▽
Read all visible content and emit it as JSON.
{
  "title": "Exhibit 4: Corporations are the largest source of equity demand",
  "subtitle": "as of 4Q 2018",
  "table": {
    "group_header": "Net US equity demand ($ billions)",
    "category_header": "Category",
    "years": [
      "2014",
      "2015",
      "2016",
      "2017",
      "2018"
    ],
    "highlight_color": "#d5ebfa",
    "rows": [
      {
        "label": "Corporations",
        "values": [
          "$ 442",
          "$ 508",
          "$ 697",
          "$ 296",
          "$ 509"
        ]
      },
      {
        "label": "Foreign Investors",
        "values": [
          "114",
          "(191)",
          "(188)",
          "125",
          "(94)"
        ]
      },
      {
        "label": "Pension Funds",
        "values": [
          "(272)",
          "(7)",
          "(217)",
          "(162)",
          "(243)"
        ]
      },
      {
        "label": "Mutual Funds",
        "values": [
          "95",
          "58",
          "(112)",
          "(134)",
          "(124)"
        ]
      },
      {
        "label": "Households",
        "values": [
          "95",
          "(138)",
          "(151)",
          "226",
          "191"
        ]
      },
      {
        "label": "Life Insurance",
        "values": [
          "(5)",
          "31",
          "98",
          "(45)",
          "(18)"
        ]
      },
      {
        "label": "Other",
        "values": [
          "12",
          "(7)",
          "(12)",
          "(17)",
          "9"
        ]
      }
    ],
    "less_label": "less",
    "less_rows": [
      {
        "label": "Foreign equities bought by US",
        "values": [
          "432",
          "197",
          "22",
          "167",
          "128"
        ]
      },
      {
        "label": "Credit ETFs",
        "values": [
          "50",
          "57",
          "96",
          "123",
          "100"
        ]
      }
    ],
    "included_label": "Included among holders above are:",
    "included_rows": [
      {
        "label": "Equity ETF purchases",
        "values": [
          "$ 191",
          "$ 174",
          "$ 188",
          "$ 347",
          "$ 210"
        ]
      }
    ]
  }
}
△
> Task instructions: Go through the entries and repeat each one exactly.

> Answer for this exercise:
Read all visible content and emit it as JSON.
{
  "title": "Exhibit 4: Corporations are the largest source of equity demand",
  "subtitle": "as of 4Q 2018",
  "table": {
    "group_header": "Net US equity demand ($ billions)",
    "category_header": "Category",
    "years": [
      "2014",
      "2015",
      "2016",
      "2017",
      "2018"
    ],
    "highlight_color": "#d5ebfa",
    "rows": [
      {
        "label": "Corporations",
        "values": [
          "$ 442",
          "$ 508",
          "$ 697",
          "$ 296",
          "$ 509"
        ]
      },
      {
        "label": "Foreign Investors",
        "values": [
          "114",
          "(191)",
          "(188)",
          "125",
          "(94)"
        ]
      },
      {
        "label": "Pension Funds",
        "values": [
          "(272)",
          "(7)",
          "(217)",
          "(162)",
          "(243)"
        ]
      },
      {
        "label": "Mutual Funds",
        "values": [
          "95",
          "58",
          "(112)",
          "(134)",
          "(124)"
        ]
      },
      {
        "label": "Households",
        "values": [
          "95",
          "(138)",
          "(151)",
          "226",
          "191"
        ]
      },
      {
        "label": "Life Insurance",
        "values": [
          "(5)",
          "31",
          "98",
          "(45)",
          "(18)"
        ]
      },
      {
        "label": "Other",
        "values": [
          "12",
          "(7)",
          "(12)",
          "(17)",
          "9"
        ]
      }
    ],
    "less_label": "less",
    "less_rows": [
      {
        "label": "Foreign equities bought by US",
        "values": [
          "432",
          "197",
          "22",
          "167",
          "128"
        ]
      },
      {
        "label": "Credit ETFs",
        "values": [
          "50",
          "57",
          "96",
          "123",
          "100"
        ]
      }
    ],
    "included_label": "Included among holders above are:",
    "included_rows": [
      {
        "label": "Equity ETF purchases",
        "values": [
          "$ 191",
          "$ 174",
          "$ 188",
          "$ 347",
          "$ 210"
        ]
      }
    ]
  }
}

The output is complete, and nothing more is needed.